— start of ENTRIES SHOWN —
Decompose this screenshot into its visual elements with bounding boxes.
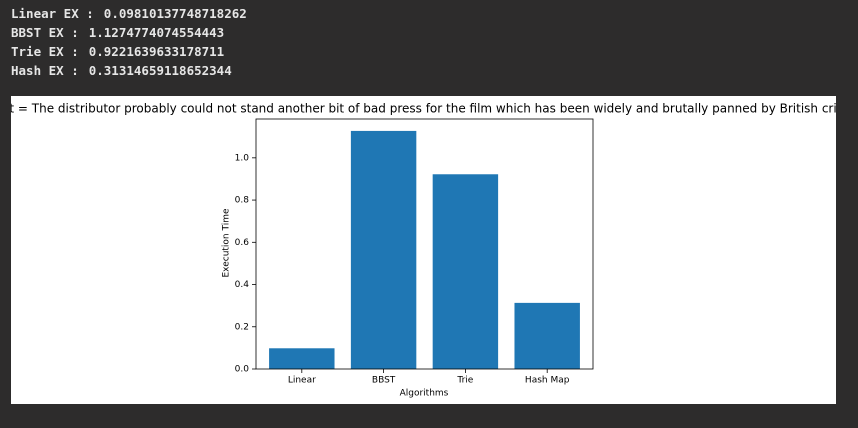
output-line: Linear EX : 0.09810137748718262 [11,6,247,25]
output-value: 0.31314659118652344 [88,63,232,78]
chart: text = The distributor probably could no… [11,96,836,404]
y-tick-label: 0.0 [235,365,250,375]
output-value: 0.9221639633178711 [88,44,225,59]
output-line: Trie EX : 0.9221639633178711 [11,44,247,63]
output-label: Trie EX : [11,44,79,59]
bar [514,302,580,369]
chart-title: text = The distributor probably could no… [11,102,836,116]
y-tick-label: 0.2 [235,322,249,332]
plot-frame [255,118,594,370]
output-label: Hash EX : [11,63,79,78]
y-tick-label: 0.4 [235,280,250,290]
output-value: 0.09810137748718262 [103,6,247,21]
console-output: Linear EX : 0.09810137748718262 BBST EX : 1… [11,6,247,82]
output-label: BBST EX : [11,25,79,40]
bar [269,348,335,369]
y-tick-label: 0.6 [235,238,250,248]
x-tick-label: Hash Map [525,376,570,386]
output-line: BBST EX : 1.1274774074554443 [11,25,247,44]
bar [432,174,499,369]
y-axis-label: Execution Time [222,208,232,278]
output-line: Hash EX : 0.31314659118652344 [11,63,247,82]
x-tick-label: Trie [456,376,473,386]
y-tick-label: 0.8 [235,196,250,206]
x-tick-label: Linear [288,376,316,386]
y-tick-label: 1.0 [235,153,250,163]
x-tick-label: BBST [372,376,396,386]
x-axis-label: Algorithms [400,389,449,399]
output-label: Linear EX : [11,6,94,21]
bar [350,130,417,369]
output-value: 1.1274774074554443 [88,25,225,40]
— end of ENTRIES SHOWN —
• _PROBLEM TO WORK ON_: Copy out all of the data again with each "output-value" swapped for "printed-value" and every other detail left the same, and skip the pictures.

• _EXERCISE ANSWER_:
Decompose this screenshot into its visual elements with bounding boxes.
output-line: Linear EX : 0.09810137748718262 [11,6,247,25]
printed-value: 0.31314659118652344 [88,63,232,78]
chart: text = The distributor probably could no… [11,96,836,404]
y-tick-label: 0.0 [235,365,250,375]
printed-value: 0.9221639633178711 [88,44,225,59]
output-line: Trie EX : 0.9221639633178711 [11,44,247,63]
output-label: Trie EX : [11,44,79,59]
bar [514,302,580,369]
chart-title: text = The distributor probably could no… [11,102,836,116]
y-tick-label: 0.2 [235,322,249,332]
plot-frame [255,118,594,370]
output-label: Hash EX : [11,63,79,78]
y-tick-label: 0.4 [235,280,250,290]
printed-value: 0.09810137748718262 [103,6,247,21]
console-output: Linear EX : 0.09810137748718262 BBST EX : 1… [11,6,247,82]
output-label: BBST EX : [11,25,79,40]
bar [269,348,335,369]
y-tick-label: 0.6 [235,238,250,248]
x-tick-label: Hash Map [525,376,570,386]
output-line: BBST EX : 1.1274774074554443 [11,25,247,44]
bar [432,174,499,369]
y-axis-label: Execution Time [222,208,232,278]
output-line: Hash EX : 0.31314659118652344 [11,63,247,82]
x-tick-label: Trie [456,376,473,386]
y-tick-label: 0.8 [235,196,250,206]
x-tick-label: Linear [288,376,316,386]
y-tick-label: 1.0 [235,153,250,163]
x-tick-label: BBST [372,376,396,386]
x-axis-label: Algorithms [400,389,449,399]
output-label: Linear EX : [11,6,94,21]
bar [350,130,417,369]
printed-value: 1.1274774074554443 [88,25,225,40]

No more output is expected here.